Short exercise: Return every record verbatim.

Input:
* start *

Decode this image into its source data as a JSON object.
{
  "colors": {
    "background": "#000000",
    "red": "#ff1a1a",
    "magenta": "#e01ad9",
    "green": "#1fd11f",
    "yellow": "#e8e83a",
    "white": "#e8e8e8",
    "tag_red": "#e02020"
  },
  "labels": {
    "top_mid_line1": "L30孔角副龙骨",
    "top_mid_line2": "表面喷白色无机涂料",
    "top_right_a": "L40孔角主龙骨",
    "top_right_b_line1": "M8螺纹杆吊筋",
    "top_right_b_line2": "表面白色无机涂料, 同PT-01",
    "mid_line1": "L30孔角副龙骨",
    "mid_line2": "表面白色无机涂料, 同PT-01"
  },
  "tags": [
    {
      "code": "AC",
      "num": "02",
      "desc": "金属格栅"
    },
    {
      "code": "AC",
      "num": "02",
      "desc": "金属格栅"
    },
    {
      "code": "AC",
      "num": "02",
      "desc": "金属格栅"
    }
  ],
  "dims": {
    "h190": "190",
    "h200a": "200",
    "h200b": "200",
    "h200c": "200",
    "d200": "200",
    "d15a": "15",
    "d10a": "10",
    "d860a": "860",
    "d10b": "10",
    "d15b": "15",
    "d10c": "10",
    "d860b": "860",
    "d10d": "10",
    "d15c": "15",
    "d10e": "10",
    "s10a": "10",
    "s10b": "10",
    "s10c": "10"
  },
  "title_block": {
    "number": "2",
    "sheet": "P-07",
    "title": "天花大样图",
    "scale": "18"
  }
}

* end *

Answer to this exercise:
Decode this image into its source data as a JSON object.
{
  "colors": {
    "background": "#000000",
    "red": "#ff1a1a",
    "magenta": "#e01ad9",
    "green": "#1fd11f",
    "yellow": "#e8e83a",
    "white": "#e8e8e8",
    "tag_red": "#e02020"
  },
  "labels": {
    "top_mid_line1": "L30孔角副龙骨",
    "top_mid_line2": "表面喷白色无机涂料",
    "top_right_a": "L40孔角主龙骨",
    "top_right_b_line1": "M8螺纹杆吊筋",
    "top_right_b_line2": "表面白色无机涂料, 同PT-01",
    "mid_line1": "L30孔角副龙骨",
    "mid_line2": "表面白色无机涂料, 同PT-01"
  },
  "tags": [
    {
      "code": "AC",
      "num": "02",
      "desc": "金属格栅"
    },
    {
      "code": "AC",
      "num": "02",
      "desc": "金属格栅"
    },
    {
      "code": "AC",
      "num": "02",
      "desc": "金属格栅"
    }
  ],
  "dims": {
    "h190": "190",
    "h200a": "200",
    "h200b": "200",
    "h200c": "200",
    "d200": "200",
    "d15a": "15",
    "d10a": "10",
    "d860a": "860",
    "d10b": "10",
    "d15b": "15",
    "d10c": "10",
    "d860b": "860",
    "d10d": "10",
    "d15c": "15",
    "d10e": "10",
    "s10a": "10",
    "s10b": "10",
    "s10c": "10"
  },
  "title_block": {
    "number": "2",
    "sheet": "P-07",
    "title": "天花大样图",
    "scale": "18"
  }
}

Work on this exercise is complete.